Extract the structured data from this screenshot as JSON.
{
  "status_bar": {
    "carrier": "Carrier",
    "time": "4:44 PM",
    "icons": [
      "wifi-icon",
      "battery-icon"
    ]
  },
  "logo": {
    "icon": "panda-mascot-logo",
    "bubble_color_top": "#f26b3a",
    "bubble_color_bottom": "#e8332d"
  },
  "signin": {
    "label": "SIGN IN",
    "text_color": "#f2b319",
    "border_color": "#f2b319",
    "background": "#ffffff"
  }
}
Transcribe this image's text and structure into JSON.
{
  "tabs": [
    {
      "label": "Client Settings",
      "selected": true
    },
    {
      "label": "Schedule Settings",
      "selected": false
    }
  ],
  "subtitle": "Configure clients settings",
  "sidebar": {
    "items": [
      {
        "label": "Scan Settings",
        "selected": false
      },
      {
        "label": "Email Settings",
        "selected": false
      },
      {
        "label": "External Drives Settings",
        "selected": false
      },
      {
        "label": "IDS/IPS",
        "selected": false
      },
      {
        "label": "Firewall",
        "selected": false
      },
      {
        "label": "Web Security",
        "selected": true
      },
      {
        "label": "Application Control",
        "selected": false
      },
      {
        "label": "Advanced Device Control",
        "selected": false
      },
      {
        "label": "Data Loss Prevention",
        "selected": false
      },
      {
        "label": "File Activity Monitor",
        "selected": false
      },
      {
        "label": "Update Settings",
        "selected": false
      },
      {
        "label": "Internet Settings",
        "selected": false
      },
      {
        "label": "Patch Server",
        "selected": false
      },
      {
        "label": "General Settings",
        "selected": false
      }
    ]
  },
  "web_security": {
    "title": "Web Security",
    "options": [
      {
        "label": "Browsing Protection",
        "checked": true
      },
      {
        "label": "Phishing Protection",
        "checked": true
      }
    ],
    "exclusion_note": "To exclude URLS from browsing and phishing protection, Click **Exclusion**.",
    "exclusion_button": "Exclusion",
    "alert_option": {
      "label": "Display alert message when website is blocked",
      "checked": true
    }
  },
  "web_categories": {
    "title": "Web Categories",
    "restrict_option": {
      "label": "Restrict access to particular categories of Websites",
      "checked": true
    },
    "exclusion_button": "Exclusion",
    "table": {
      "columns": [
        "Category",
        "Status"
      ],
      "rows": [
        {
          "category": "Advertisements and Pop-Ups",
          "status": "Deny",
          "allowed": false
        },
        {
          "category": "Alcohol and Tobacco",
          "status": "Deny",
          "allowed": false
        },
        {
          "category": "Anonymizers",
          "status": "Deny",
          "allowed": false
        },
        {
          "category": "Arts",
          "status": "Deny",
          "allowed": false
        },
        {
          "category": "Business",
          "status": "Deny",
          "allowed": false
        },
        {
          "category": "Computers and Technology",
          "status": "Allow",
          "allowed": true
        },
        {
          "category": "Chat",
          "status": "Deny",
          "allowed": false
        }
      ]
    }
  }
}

· · · ·

Give every line of the material again, exactly as it reads.

Extract the structured data from this screenshot as JSON.
{
  "status_bar": {
    "carrier": "Carrier",
    "time": "4:44 PM",
    "icons": [
      "wifi-icon",
      "battery-icon"
    ]
  },
  "logo": {
    "icon": "panda-mascot-logo",
    "bubble_color_top": "#f26b3a",
    "bubble_color_bottom": "#e8332d"
  },
  "signin": {
    "label": "SIGN IN",
    "text_color": "#f2b319",
    "border_color": "#f2b319",
    "background": "#ffffff"
  }
}
Transcribe this image's text and structure into JSON.
{
  "tabs": [
    {
      "label": "Client Settings",
      "selected": true
    },
    {
      "label": "Schedule Settings",
      "selected": false
    }
  ],
  "subtitle": "Configure clients settings",
  "sidebar": {
    "items": [
      {
        "label": "Scan Settings",
        "selected": false
      },
      {
        "label": "Email Settings",
        "selected": false
      },
      {
        "label": "External Drives Settings",
        "selected": false
      },
      {
        "label": "IDS/IPS",
        "selected": false
      },
      {
        "label": "Firewall",
        "selected": false
      },
      {
        "label": "Web Security",
        "selected": true
      },
      {
        "label": "Application Control",
        "selected": false
      },
      {
        "label": "Advanced Device Control",
        "selected": false
      },
      {
        "label": "Data Loss Prevention",
        "selected": false
      },
      {
        "label": "File Activity Monitor",
        "selected": false
      },
      {
        "label": "Update Settings",
        "selected": false
      },
      {
        "label": "Internet Settings",
        "selected": false
      },
      {
        "label": "Patch Server",
        "selected": false
      },
      {
        "label": "General Settings",
        "selected": false
      }
    ]
  },
  "web_security": {
    "title": "Web Security",
    "options": [
      {
        "label": "Browsing Protection",
        "checked": true
      },
      {
        "label": "Phishing Protection",
        "checked": true
      }
    ],
    "exclusion_note": "To exclude URLS from browsing and phishing protection, Click **Exclusion**.",
    "exclusion_button": "Exclusion",
    "alert_option": {
      "label": "Display alert message when website is blocked",
      "checked": true
    }
  },
  "web_categories": {
    "title": "Web Categories",
    "restrict_option": {
      "label": "Restrict access to particular categories of Websites",
      "checked": true
    },
    "exclusion_button": "Exclusion",
    "table": {
      "columns": [
        "Category",
        "Status"
      ],
      "rows": [
        {
          "category": "Advertisements and Pop-Ups",
          "status": "Deny",
          "allowed": false
        },
        {
          "category": "Alcohol and Tobacco",
          "status": "Deny",
          "allowed": false
        },
        {
          "category": "Anonymizers",
          "status": "Deny",
          "allowed": false
        },
        {
          "category": "Arts",
          "status": "Deny",
          "allowed": false
        },
        {
          "category": "Business",
          "status": "Deny",
          "allowed": false
        },
        {
          "category": "Computers and Technology",
          "status": "Allow",
          "allowed": true
        },
        {
          "category": "Chat",
          "status": "Deny",
          "allowed": false
        }
      ]
    }
  }
}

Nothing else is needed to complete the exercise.